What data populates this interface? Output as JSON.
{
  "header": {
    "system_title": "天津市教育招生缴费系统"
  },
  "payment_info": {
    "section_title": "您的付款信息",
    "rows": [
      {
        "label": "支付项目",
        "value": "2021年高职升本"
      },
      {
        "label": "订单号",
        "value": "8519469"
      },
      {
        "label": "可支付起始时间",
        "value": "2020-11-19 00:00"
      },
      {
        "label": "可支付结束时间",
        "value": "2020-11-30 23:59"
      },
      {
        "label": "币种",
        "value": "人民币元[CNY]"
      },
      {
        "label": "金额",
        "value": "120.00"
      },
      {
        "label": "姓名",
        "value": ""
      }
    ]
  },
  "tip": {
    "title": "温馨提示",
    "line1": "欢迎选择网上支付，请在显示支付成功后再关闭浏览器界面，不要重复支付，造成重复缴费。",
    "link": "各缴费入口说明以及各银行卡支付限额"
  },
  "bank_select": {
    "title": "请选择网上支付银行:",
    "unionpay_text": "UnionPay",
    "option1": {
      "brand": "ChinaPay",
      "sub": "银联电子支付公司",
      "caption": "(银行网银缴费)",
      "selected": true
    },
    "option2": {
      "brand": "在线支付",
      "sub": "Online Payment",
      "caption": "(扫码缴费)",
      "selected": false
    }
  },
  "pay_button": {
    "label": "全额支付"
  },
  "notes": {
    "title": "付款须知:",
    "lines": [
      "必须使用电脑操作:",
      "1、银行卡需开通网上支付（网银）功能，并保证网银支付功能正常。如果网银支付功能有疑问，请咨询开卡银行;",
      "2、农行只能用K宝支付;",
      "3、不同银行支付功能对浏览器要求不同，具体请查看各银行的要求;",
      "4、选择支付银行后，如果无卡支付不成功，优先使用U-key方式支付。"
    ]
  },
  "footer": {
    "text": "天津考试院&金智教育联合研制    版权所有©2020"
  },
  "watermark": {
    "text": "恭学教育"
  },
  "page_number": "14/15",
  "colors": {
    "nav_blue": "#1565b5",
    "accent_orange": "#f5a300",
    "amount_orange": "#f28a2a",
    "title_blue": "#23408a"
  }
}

**What you need to do**.
Filter the listing for the word "value" and copy every line that holds it.

**Response**.
        "value": "2021年高职升本"
        "value": "8519469"
        "value": "2020-11-19 00:00"
        "value": "2020-11-30 23:59"
        "value": "人民币元[CNY]"
        "value": "120.00"
        "value": ""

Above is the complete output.